EXERCISE INSTRUCTIONS:
(a) In the account of revisiting the Quiruvilca Mine in Peru, which Lima neighborhood holds the Larco Museum?
(b) Write the next part of the account of revisiting the Quiruvilca Mine in Peru, picking up after its final sentence.
— start QUOTED PASSAGE —
I came away with a new found respect for the adventurous spirit of my parents. Families no longer live at the mine and haven't lived there for many years. Mining life is lonely and the Andes are particularly isolating. The road conditions my parents endured were much worse than they are now. How did my parents do it?  I also wonder how they came to terms with moving from Peru to middle class life in Tucson, Arizona having undertaken such an heroic venture. How could other people possibly understand? My elementary school memories have to do with my Spanish accent and trying to sound "normal" like other children so I would "fit in." It seems like such a tragedy that I lost my fluency in Spanish, and now am struggling so hard to regain Spanish speaking skills.

I remember writing school reports about having spent my early childhood "high in the Andes," yet no one in the United States I was around had any idea!  I didn't even realize what an amazing childhood I'd had, until my recent visit to the Quiruvilca Mine. I've never felt like I really fit into a middle class American lifestyle. No wonder!

The day after our tour of Quiruvilca and Shorey, Southern Peaks Mining Chauffer Arterio took me to visit Samne, a beautiful residential area below the mine. I remember my mother talking about Samne, and it seems to me that we lived there during my mother's pregnancy with my younger sister, who was born in Lima. Right now the houses at Samne are empty, and the grounds have been allowed to grow somewhat wild. The area is still resplendent with lush lawns, beautiful flowers and a swimming pool. I don't know what the Mining Company is planning to do with the properties in the future.

Since coming back to Lima (kind of a letdown, I admit) from Trujillo, I've done many things around the city, besides visiting the corporate offices of Southern Peaks Mining on Manuel Olgúin, near Lima University. I went to the Larco Museum, in nearby Pueblo Libre, which houses a varied collection of 3,000 years of ceramic, textile and precious metal artifacts. There are many public and private museums in Lima, but none as unique or pleasing as the Larco Museum, housed in a former mansion, itself built on the site of a pre-Columbian temple.
— end QUOTED PASSAGE —
— start RAW RECORDS —
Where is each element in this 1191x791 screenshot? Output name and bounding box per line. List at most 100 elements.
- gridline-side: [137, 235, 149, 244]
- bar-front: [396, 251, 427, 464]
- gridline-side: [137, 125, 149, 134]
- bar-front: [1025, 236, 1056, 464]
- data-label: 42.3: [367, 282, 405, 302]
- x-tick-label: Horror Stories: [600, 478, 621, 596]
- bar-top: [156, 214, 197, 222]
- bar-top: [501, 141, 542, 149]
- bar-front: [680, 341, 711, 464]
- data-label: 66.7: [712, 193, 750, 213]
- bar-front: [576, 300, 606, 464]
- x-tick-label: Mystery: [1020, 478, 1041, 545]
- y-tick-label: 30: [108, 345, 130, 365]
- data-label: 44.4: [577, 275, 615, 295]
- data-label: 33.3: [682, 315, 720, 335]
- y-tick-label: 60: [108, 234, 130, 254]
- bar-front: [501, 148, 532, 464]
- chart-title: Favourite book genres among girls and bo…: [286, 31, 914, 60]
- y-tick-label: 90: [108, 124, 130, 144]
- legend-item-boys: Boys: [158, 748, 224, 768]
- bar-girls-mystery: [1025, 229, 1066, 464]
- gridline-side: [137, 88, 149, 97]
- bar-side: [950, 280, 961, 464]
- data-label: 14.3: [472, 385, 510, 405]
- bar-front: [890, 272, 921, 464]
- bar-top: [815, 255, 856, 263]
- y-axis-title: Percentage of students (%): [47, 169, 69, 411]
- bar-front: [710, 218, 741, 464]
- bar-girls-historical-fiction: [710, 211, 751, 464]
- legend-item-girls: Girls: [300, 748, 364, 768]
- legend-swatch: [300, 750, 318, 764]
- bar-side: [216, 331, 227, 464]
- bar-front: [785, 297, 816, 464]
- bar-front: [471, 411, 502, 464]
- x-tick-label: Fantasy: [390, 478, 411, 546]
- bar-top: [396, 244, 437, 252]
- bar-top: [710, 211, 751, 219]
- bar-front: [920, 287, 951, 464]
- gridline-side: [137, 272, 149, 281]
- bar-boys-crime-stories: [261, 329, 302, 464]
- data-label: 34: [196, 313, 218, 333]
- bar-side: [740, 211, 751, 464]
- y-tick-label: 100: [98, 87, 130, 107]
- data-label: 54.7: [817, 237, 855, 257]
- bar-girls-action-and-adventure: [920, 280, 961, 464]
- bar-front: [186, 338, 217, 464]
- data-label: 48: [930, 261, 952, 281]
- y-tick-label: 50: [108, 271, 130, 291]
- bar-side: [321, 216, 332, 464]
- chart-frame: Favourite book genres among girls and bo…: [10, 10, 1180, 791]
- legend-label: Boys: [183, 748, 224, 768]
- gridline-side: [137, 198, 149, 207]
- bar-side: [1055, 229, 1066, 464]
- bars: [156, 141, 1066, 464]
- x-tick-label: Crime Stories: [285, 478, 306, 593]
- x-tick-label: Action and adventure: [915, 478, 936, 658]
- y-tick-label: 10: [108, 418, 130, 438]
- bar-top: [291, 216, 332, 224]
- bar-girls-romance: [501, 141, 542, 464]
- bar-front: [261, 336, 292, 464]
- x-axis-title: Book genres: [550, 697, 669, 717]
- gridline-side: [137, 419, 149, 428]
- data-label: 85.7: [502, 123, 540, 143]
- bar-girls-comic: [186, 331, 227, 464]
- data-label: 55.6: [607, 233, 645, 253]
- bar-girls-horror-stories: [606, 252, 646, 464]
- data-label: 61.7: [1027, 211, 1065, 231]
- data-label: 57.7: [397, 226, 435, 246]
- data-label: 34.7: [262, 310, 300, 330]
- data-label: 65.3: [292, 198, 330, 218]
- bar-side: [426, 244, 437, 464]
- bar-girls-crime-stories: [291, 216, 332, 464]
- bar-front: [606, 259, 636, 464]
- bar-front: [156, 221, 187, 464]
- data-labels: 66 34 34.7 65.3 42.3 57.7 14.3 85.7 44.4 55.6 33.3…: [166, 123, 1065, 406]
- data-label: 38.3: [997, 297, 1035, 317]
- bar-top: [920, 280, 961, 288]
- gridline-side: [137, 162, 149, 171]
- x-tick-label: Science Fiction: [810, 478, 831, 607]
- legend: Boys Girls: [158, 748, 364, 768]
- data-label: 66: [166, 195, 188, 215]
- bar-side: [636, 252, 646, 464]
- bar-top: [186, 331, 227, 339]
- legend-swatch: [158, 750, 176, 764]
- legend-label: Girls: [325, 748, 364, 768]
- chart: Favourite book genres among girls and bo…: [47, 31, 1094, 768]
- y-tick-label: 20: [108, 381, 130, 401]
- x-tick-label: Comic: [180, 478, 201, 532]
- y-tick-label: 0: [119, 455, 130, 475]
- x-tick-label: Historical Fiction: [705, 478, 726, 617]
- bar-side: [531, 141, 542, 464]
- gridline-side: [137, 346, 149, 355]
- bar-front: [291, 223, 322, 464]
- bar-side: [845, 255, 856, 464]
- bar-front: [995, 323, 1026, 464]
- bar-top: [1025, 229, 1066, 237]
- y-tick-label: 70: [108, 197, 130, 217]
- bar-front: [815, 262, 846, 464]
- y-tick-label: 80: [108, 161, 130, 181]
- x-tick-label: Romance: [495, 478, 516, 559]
— end RAW RECORDS —
TASK-BY-TASK OUTPUTS:
(a) Pueblo Libre.

(b)
Sometimes, when I am having difficulty finding words to describe something, someone else has already eloquently put them on paper. Such is the case with Lima. Lucien Chauvin in "Lima: 10 Things to Do" for TIME Travel summarizes this museum best:

Two things set this museum apart. First, visitors are allowed into the museum's store rooms to see what's not on display: a vast array of ceramic objects crafted by ancient Peruvians; there are tens of thousands of pots in the shapes of animals, plants and people. Second, there's a special room devoted to erotic archaeological treasures. Many such erotic pots were destroyed by Spanish conquerors, who were mortified by the explicit depictions, which makes this collection all the more important. I regret that space on this blog does not permit me to include more of the photos I took inside this museum.









The Museo de la Nación is an altogether different type of museum. If there is a single reason to visit this museum, it is to view a permanent installation on the 6th floor called Yuyanapaq. The exhibit, named after the Quechua word meaning ‘to remember,’ is a moving and beautifully installed photographic tribute to the Internal Conflict (1980–2000) created by Peru’s Truth & Reconciliation Commission in 2003. Below is the museum and a few photos from that exhibit.
Next, these journalists were killed in Uchuraccay, Ayacucho during the internal conflict. Below, University Students and Professors become embroiled, with the idea of bringing about social justice for indigenous and disenfranchised peoples. Even indigenous women took up arms! It seemed to me that indigenous people were the ones to suffer most, even though much of the troubles were started supposedly on their behalf. I can't begin to understand what the conflict was all about, yet I was deeply moved by the exhibit.


I spent several days at Lima's Plaza de las Armas and the surrounding area downtown,


The Church of San Francisco is one of the best preserved Convents in Lima. Built in the baroque-style of the late 1600s, San Francisco has several gilded side altars and an impressive lattice dome. The adjoining monastery has a superb collection of ancient religious texts, some of which were brought over by the first wave of Spanish priests after the conquest of the Incas.

Most people go to San Francisco, however, for its catacombs. The catacombs were actually part of Lima's original cemeteries, which were built under churches. Tour guides say an estimated 75,000 bodies are buried under San Francisco alone. Many of the remains are exposed, stacked in patterns in circular stone pits. A catacomb tour is not for the claustrophobic! I was glad when the tour was over. No photos are allowed in the catacombs.

I especially enjoyed the changing of the guards in front of Lima's Government Palace. The Governmental Palace is the official residence and office of Peru's president, and sits on the banks of the Rimac River, Lima's principal waterway, and faces San Cristobal Hill (I took a bus to the top of this hill for just 5 soles)), the city's highest point. Back in the time of the Incas, the site had strategic and spiritual meaning, which is why the last Inca chief in Lima also lived here. You don't need tickets to see the changing of the palace guards, which takes place each day precisely at noon.
 The Plaza San Martin is only a short walk south on Jirón de la Unión.

 And I loved the stately Gran Hotel Bolivar, which once welcomed the rich and famous.

One day I went to Huaca Pucllana in Miraflores. I took a tour for just 12 soles (about $4.00). It was definitely worth it. Below are the ruins juxtaposed with buildings of modern Lima.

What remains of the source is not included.